* **TO DO**:
1. From the forum thread on vector subspaces, extract the part that opens with the words containing "Note: for all" and closes with "under vector addition.".
2. Rewrite the listing from its start through the line containing "post-header: Annamaria David", changing "bboxes" to "bounding boxes" and leaving everything else unchanged. Return only those lines.

1. ## Vector subspace question

Hi all,

Here's a question I'm struggling with:

Show that the set of all elements of R^2 of the form (a, -a), where a is any real number, is a subspace of R^2. Give a geometric interpretation of the subspace. Any suggestions?

Thanks,
Jim

2. 1) Does the set contain (0,0)?

2) Is the set closed under vector addition?

3) Is the set closed with respect to scalar multiplication?

3. Originally Posted by Plato
1) Does the set contain (0,0)?

2) Is the set closed under vector addition?

3) Is the set closed with respect to scalar multiplication?
How do I determine if the set is closed under vector addition or scalar multiplication?

4. Originally Posted by Jim Newt
How do I determine if the set is closed under vector addition or scalar multiplication?
Note: for all vectors the first and second component must be addative inverses.

let $\displaystyle v_1=(x,-x)$ and
$\displaystyle v_2=(y,-y)$ be any vectors in the subspace
Then
$\displaystyle v_1+v_2=(x,-x)+(y,-y)=(x+y,-x-y)=(x+y,-(x+y))$

Since the first and 2nd components are addative inverses the same is closed under vector addition.

I hope this helps.

* **PROVIDED INFORMATION**:
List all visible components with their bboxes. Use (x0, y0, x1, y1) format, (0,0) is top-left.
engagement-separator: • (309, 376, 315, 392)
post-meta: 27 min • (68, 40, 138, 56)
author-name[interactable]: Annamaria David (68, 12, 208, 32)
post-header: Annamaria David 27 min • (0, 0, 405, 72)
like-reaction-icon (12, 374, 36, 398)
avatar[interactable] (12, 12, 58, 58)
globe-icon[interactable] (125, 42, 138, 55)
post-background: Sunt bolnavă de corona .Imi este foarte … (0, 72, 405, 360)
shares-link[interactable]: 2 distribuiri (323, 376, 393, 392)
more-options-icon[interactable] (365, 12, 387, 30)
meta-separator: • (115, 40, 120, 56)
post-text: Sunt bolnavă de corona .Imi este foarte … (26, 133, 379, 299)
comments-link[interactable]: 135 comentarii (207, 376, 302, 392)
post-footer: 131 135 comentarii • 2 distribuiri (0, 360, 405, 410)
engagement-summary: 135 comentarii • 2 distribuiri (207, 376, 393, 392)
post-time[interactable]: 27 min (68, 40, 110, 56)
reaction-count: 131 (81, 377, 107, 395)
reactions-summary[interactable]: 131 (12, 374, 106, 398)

* **TASK-BY-TASK RESULTS**:
1.
Note: for all vectors the first and second component must be addative inverses.

let $\displaystyle v_1=(x,-x)$ and
$\displaystyle v_2=(y,-y)$ be any vectors in the subspace
Then
$\displaystyle v_1+v_2=(x,-x)+(y,-y)=(x+y,-x-y)=(x+y,-(x+y))$

Since the first and 2nd components are addative inverses the same is closed under vector addition.

2.
List all visible components with their bounding boxes. Use (x0, y0, x1, y1) format, (0,0) is top-left.
engagement-separator: • (309, 376, 315, 392)
post-meta: 27 min • (68, 40, 138, 56)
author-name[interactable]: Annamaria David (68, 12, 208, 32)
post-header: Annamaria David 27 min • (0, 0, 405, 72)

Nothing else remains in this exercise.